→ **Cosa fare**
Nel passo citato sulla spesa sanitaria, a quanto ammonta la media europea dell'incidenza della spesa sanitaria sul PIL?
──────── Passo citato
Secondo Castellone, il Servizio sanitario nazionale sta attraversando una fase di progressivo ridimensionamento, caratterizzata da una spesa sanitaria in diminuzione rispetto al Prodotto interno lordo e da profonde diseguaglianze territoriali, particolarmente marcate tra Nord e Sud del Paese.
A supportare questa tesi sono i dati forniti dalla Corte dei Conti, che nel periodo successivo alla pandemia ha registrato un contenimento dell’incidenza della spesa sanitaria sul PIL. L’Italia si attesta infatti intorno al 6,3-6,4% del PIL, un valore significativamente inferiore alla media europea del 6,9%.
La senatrice pentastellata definisce questo dato come un arretramento politico prima ancora che contabile, sottolineando come la riduzione del peso della sanità pubblica sull’economia comporti l’accettazione di un sistema sanitario meno universale e più diseguale.
────────────────
──────── Dati forniti
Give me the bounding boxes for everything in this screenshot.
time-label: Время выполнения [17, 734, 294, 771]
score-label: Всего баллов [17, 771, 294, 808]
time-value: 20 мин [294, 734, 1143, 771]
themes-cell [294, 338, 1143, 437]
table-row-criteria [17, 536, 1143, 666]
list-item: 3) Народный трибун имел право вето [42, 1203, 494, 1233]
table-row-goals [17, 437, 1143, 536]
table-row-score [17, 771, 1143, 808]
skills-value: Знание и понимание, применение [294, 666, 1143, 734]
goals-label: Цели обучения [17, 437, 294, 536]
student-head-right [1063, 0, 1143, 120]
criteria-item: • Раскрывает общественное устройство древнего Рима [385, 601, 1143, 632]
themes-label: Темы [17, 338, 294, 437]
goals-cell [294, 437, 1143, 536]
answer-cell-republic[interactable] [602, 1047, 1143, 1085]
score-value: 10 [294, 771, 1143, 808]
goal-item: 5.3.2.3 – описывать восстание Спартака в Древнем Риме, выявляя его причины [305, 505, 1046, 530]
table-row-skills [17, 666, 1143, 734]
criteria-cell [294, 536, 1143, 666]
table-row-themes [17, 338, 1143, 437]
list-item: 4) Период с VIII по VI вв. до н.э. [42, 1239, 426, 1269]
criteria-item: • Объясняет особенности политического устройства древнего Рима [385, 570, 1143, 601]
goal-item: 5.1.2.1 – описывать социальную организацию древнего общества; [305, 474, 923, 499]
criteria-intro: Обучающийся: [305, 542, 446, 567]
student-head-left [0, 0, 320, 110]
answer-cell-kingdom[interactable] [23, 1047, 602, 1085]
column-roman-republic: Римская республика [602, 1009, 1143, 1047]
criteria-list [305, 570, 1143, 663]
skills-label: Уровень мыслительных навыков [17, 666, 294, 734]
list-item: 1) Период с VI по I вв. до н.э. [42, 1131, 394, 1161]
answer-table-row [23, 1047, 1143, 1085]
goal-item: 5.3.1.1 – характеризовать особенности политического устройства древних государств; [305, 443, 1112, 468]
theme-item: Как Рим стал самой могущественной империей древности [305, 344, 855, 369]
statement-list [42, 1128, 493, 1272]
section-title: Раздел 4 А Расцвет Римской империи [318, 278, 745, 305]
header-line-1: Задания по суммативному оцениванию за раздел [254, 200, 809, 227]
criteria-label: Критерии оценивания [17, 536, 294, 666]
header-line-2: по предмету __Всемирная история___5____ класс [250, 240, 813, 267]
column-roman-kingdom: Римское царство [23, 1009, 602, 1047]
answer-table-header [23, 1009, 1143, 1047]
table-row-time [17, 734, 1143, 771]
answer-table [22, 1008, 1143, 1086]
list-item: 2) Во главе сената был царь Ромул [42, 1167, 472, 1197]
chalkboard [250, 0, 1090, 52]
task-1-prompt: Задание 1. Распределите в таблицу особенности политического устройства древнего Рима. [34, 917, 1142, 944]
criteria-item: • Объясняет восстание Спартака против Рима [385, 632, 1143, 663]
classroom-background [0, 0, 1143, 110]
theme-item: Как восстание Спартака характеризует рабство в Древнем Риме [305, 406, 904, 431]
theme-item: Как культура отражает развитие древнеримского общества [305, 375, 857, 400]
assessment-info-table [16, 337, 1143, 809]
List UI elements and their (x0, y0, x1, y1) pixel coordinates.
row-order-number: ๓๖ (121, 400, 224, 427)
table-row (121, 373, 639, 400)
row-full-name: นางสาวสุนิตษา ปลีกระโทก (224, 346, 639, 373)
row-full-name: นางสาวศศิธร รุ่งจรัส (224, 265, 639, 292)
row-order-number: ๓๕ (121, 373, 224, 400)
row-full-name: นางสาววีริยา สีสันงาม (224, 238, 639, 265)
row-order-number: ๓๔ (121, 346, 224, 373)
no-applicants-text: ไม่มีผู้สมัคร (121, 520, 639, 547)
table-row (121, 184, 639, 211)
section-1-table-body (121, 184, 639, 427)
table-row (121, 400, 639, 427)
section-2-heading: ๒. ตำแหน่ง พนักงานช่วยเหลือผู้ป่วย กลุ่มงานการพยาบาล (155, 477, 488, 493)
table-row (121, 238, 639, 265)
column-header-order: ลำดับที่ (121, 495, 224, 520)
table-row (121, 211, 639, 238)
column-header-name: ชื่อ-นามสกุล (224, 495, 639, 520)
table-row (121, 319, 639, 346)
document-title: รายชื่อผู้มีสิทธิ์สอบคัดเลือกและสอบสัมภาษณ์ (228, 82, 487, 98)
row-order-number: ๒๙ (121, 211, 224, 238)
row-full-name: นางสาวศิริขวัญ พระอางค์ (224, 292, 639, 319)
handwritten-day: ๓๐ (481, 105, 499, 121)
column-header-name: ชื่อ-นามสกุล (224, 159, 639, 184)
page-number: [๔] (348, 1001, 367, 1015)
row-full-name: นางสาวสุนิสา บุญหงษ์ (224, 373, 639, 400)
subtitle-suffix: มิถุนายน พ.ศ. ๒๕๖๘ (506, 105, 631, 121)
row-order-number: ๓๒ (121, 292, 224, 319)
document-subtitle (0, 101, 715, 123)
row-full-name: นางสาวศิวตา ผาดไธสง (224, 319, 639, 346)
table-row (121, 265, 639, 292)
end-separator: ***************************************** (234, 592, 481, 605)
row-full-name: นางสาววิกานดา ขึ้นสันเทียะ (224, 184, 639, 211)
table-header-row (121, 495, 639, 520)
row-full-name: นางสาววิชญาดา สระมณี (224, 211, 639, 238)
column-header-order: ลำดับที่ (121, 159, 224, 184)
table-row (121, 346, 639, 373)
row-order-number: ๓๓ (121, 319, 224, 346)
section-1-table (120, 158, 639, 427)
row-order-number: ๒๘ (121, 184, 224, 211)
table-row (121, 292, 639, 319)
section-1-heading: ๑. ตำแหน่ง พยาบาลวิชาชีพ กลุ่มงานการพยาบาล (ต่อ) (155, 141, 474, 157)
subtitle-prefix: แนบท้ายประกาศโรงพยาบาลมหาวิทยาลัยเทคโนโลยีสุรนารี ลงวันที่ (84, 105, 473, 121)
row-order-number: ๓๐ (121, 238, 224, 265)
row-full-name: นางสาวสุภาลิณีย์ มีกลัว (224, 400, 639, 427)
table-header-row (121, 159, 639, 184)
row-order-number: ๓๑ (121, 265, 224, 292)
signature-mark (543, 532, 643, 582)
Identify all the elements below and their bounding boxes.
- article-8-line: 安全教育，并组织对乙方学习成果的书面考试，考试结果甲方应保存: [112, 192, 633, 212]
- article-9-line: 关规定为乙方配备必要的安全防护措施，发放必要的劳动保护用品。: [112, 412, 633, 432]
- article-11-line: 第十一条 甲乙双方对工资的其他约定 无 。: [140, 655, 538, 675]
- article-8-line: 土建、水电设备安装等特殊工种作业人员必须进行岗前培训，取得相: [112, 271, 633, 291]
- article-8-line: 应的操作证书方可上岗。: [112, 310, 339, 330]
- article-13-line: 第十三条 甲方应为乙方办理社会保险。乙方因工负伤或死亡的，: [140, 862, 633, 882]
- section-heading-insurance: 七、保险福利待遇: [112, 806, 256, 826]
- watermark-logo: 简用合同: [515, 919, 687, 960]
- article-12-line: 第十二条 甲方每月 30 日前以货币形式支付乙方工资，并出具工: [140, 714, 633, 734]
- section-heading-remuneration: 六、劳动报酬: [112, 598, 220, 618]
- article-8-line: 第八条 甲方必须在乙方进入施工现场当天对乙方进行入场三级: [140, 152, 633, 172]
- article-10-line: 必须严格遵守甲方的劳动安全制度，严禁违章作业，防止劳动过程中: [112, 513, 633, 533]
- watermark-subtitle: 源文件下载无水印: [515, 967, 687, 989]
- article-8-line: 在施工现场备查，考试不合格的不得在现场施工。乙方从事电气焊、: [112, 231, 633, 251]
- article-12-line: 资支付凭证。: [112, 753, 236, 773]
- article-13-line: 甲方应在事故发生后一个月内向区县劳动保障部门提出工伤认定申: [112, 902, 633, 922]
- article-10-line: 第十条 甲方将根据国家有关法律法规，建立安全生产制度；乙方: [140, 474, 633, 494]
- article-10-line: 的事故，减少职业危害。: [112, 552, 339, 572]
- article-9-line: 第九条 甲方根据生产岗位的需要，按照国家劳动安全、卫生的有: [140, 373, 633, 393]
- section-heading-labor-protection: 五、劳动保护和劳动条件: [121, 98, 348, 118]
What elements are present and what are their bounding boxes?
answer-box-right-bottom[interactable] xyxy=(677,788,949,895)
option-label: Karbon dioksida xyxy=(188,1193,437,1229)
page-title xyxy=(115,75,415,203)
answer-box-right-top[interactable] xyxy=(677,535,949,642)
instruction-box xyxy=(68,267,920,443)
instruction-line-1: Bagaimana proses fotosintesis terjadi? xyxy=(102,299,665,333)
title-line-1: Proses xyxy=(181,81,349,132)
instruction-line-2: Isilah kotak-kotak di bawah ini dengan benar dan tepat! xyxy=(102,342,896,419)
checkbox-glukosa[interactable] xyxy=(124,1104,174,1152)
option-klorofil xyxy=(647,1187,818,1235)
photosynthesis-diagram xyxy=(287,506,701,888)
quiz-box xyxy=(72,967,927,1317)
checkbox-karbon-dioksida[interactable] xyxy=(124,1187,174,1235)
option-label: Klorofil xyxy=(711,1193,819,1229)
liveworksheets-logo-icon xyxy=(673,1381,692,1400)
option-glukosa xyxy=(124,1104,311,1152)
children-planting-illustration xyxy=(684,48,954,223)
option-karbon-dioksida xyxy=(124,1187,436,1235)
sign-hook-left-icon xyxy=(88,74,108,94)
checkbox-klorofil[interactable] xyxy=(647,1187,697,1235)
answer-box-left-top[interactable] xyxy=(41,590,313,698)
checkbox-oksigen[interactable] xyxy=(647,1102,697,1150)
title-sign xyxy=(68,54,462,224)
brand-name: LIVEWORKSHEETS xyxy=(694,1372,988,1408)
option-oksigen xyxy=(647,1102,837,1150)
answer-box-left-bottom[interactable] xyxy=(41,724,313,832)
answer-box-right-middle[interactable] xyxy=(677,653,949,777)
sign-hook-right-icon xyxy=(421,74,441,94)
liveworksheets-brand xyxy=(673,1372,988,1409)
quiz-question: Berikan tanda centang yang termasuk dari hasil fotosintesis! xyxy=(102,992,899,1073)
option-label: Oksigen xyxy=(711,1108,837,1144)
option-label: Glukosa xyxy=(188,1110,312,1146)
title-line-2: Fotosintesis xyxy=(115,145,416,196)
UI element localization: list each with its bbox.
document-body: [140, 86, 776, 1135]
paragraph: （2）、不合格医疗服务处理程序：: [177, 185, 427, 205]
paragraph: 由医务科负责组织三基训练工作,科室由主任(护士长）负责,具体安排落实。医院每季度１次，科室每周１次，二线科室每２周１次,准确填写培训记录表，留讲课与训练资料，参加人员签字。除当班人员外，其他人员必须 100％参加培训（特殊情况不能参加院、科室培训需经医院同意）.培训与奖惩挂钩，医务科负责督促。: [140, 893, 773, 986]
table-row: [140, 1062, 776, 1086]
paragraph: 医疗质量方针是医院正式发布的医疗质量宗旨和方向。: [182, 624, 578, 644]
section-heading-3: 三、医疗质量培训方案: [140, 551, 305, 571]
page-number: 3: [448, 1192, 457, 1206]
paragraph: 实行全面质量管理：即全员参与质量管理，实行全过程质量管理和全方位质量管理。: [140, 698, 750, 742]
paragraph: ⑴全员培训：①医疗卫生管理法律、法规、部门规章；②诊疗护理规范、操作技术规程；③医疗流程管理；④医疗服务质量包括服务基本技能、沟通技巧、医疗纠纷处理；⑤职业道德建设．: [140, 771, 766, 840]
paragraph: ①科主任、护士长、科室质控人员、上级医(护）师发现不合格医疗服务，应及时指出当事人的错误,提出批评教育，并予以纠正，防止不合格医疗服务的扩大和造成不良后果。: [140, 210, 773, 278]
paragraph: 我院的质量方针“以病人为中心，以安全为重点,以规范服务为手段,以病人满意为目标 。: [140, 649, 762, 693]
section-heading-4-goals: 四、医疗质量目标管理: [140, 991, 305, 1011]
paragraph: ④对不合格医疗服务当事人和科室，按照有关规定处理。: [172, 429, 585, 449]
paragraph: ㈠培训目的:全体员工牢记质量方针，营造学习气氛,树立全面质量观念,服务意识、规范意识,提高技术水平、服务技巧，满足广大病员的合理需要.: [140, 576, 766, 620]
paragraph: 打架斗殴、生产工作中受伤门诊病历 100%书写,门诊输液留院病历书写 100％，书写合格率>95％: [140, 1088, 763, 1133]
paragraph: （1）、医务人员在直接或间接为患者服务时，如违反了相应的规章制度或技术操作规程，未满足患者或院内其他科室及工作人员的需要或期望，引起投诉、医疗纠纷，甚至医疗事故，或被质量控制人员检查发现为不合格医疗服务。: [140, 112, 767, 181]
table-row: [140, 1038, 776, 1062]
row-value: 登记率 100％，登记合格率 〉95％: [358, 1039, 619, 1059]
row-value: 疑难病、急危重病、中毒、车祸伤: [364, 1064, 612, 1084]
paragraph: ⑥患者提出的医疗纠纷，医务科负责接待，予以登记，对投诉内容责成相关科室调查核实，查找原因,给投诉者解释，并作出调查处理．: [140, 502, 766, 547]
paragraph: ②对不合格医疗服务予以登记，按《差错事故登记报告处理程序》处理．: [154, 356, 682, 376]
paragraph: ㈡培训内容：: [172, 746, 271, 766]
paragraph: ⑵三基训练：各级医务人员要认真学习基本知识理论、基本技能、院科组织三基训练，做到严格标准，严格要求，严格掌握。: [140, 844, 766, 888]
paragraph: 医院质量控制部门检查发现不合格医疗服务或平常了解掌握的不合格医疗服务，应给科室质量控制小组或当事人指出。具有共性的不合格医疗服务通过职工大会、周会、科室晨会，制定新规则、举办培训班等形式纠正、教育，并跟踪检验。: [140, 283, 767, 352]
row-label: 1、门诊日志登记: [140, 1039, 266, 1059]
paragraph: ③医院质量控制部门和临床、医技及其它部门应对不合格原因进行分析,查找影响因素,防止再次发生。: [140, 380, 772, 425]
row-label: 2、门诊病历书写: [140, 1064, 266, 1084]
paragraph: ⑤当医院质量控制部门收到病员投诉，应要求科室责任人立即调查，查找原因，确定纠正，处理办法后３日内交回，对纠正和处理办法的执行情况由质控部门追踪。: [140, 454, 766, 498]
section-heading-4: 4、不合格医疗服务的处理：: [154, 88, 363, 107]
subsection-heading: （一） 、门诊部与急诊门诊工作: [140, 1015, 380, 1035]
────────────────
→ **Soluzione esercizio**
Al 6,9% del PIL.